REQUIRED TASK.
Transcribe every entry word for word. Skip the pictures.

[Stored records]
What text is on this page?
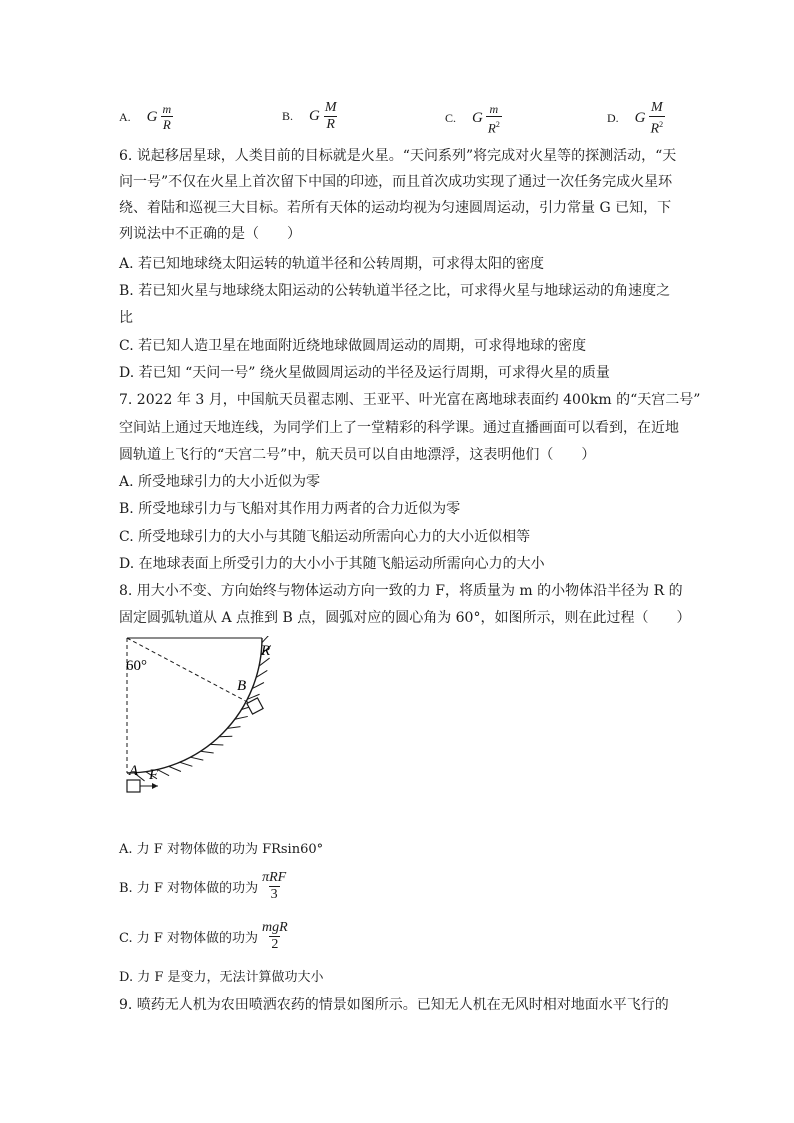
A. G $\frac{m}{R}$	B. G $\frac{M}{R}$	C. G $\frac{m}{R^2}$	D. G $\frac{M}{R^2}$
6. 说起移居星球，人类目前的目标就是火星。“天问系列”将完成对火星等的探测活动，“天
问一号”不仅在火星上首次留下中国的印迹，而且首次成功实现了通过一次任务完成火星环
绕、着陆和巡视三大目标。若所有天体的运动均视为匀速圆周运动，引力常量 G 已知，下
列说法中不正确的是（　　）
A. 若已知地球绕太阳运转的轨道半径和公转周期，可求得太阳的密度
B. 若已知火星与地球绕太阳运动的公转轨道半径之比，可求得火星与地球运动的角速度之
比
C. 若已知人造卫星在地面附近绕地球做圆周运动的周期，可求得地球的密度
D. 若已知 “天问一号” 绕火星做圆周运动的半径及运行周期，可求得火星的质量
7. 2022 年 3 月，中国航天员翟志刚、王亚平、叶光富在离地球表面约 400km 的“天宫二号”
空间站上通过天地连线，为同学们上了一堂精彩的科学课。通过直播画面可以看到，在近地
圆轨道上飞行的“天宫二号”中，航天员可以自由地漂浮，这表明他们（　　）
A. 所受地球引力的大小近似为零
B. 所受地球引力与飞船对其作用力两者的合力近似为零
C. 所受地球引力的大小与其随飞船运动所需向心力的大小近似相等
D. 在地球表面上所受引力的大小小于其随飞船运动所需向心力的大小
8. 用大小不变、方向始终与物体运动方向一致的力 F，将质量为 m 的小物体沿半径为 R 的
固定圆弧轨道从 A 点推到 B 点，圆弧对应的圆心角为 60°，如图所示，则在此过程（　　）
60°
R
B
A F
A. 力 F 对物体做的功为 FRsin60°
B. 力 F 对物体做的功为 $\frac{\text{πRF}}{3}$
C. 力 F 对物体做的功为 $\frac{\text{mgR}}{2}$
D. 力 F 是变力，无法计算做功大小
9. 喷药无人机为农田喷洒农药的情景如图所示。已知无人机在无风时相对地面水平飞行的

CORRECT ANSWER.
What text is on this page?
A. G $\frac{m}{R}$	B. G $\frac{M}{R}$	C. G $\frac{m}{R^2}$	D. G $\frac{M}{R^2}$
6. 说起移居星球，人类目前的目标就是火星。“天问系列”将完成对火星等的探测活动，“天
问一号”不仅在火星上首次留下中国的印迹，而且首次成功实现了通过一次任务完成火星环
绕、着陆和巡视三大目标。若所有天体的运动均视为匀速圆周运动，引力常量 G 已知，下
列说法中不正确的是（　　）
A. 若已知地球绕太阳运转的轨道半径和公转周期，可求得太阳的密度
B. 若已知火星与地球绕太阳运动的公转轨道半径之比，可求得火星与地球运动的角速度之
比
C. 若已知人造卫星在地面附近绕地球做圆周运动的周期，可求得地球的密度
D. 若已知 “天问一号” 绕火星做圆周运动的半径及运行周期，可求得火星的质量
7. 2022 年 3 月，中国航天员翟志刚、王亚平、叶光富在离地球表面约 400km 的“天宫二号”
空间站上通过天地连线，为同学们上了一堂精彩的科学课。通过直播画面可以看到，在近地
圆轨道上飞行的“天宫二号”中，航天员可以自由地漂浮，这表明他们（　　）
A. 所受地球引力的大小近似为零
B. 所受地球引力与飞船对其作用力两者的合力近似为零
C. 所受地球引力的大小与其随飞船运动所需向心力的大小近似相等
D. 在地球表面上所受引力的大小小于其随飞船运动所需向心力的大小
8. 用大小不变、方向始终与物体运动方向一致的力 F，将质量为 m 的小物体沿半径为 R 的
固定圆弧轨道从 A 点推到 B 点，圆弧对应的圆心角为 60°，如图所示，则在此过程（　　）
60°
R
B
A F
A. 力 F 对物体做的功为 FRsin60°
B. 力 F 对物体做的功为 $\frac{\text{πRF}}{3}$
C. 力 F 对物体做的功为 $\frac{\text{mgR}}{2}$
D. 力 F 是变力，无法计算做功大小
9. 喷药无人机为农田喷洒农药的情景如图所示。已知无人机在无风时相对地面水平飞行的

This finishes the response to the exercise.